Your task -
Leave out the pictures and restate the rest of the data exactly.

[Start Input for this task]

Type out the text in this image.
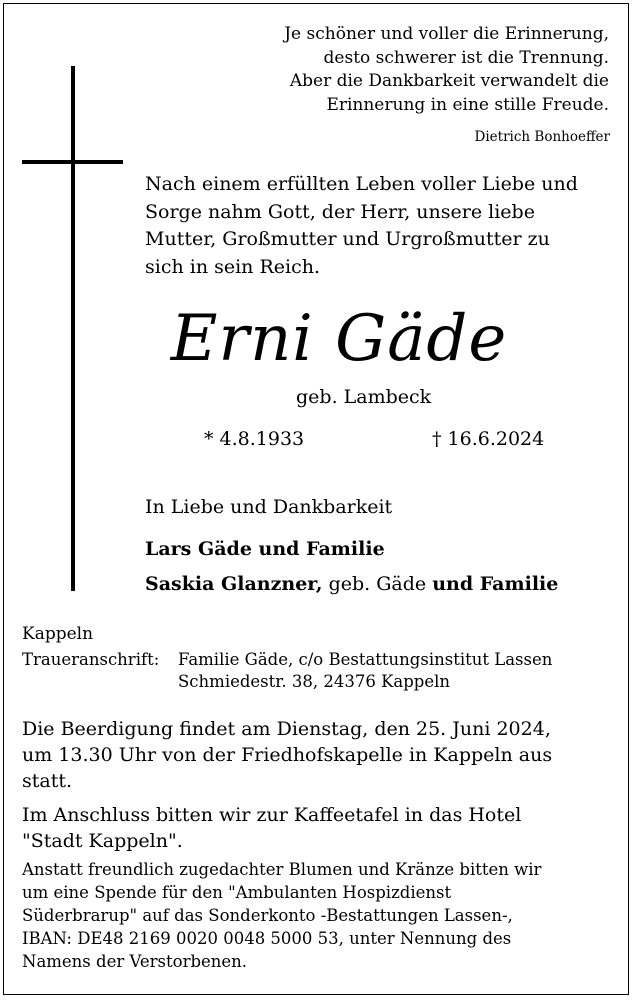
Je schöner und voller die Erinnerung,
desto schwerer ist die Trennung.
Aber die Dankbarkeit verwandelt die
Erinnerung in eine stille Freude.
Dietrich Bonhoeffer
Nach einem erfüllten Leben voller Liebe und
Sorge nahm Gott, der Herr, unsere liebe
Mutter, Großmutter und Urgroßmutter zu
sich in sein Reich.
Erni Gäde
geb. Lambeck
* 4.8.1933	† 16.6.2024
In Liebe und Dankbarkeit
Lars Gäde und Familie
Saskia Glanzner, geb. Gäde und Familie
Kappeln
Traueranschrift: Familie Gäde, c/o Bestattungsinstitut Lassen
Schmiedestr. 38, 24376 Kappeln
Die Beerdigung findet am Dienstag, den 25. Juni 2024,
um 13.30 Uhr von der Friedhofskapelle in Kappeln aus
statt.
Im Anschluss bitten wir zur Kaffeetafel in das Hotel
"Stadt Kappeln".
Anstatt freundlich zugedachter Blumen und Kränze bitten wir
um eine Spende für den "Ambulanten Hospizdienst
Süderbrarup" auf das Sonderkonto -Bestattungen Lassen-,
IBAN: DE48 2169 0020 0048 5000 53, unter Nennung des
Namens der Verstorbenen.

[End Input for this task]

Result of this task -
Type out the text in this image.
Je schöner und voller die Erinnerung,
desto schwerer ist die Trennung.
Aber die Dankbarkeit verwandelt die
Erinnerung in eine stille Freude.
Dietrich Bonhoeffer
Nach einem erfüllten Leben voller Liebe und
Sorge nahm Gott, der Herr, unsere liebe
Mutter, Großmutter und Urgroßmutter zu
sich in sein Reich.
Erni Gäde
geb. Lambeck
* 4.8.1933	† 16.6.2024
In Liebe und Dankbarkeit
Lars Gäde und Familie
Saskia Glanzner, geb. Gäde und Familie
Kappeln
Traueranschrift: Familie Gäde, c/o Bestattungsinstitut Lassen
Schmiedestr. 38, 24376 Kappeln
Die Beerdigung findet am Dienstag, den 25. Juni 2024,
um 13.30 Uhr von der Friedhofskapelle in Kappeln aus
statt.
Im Anschluss bitten wir zur Kaffeetafel in das Hotel
"Stadt Kappeln".
Anstatt freundlich zugedachter Blumen und Kränze bitten wir
um eine Spende für den "Ambulanten Hospizdienst
Süderbrarup" auf das Sonderkonto -Bestattungen Lassen-,
IBAN: DE48 2169 0020 0048 5000 53, unter Nennung des
Namens der Verstorbenen.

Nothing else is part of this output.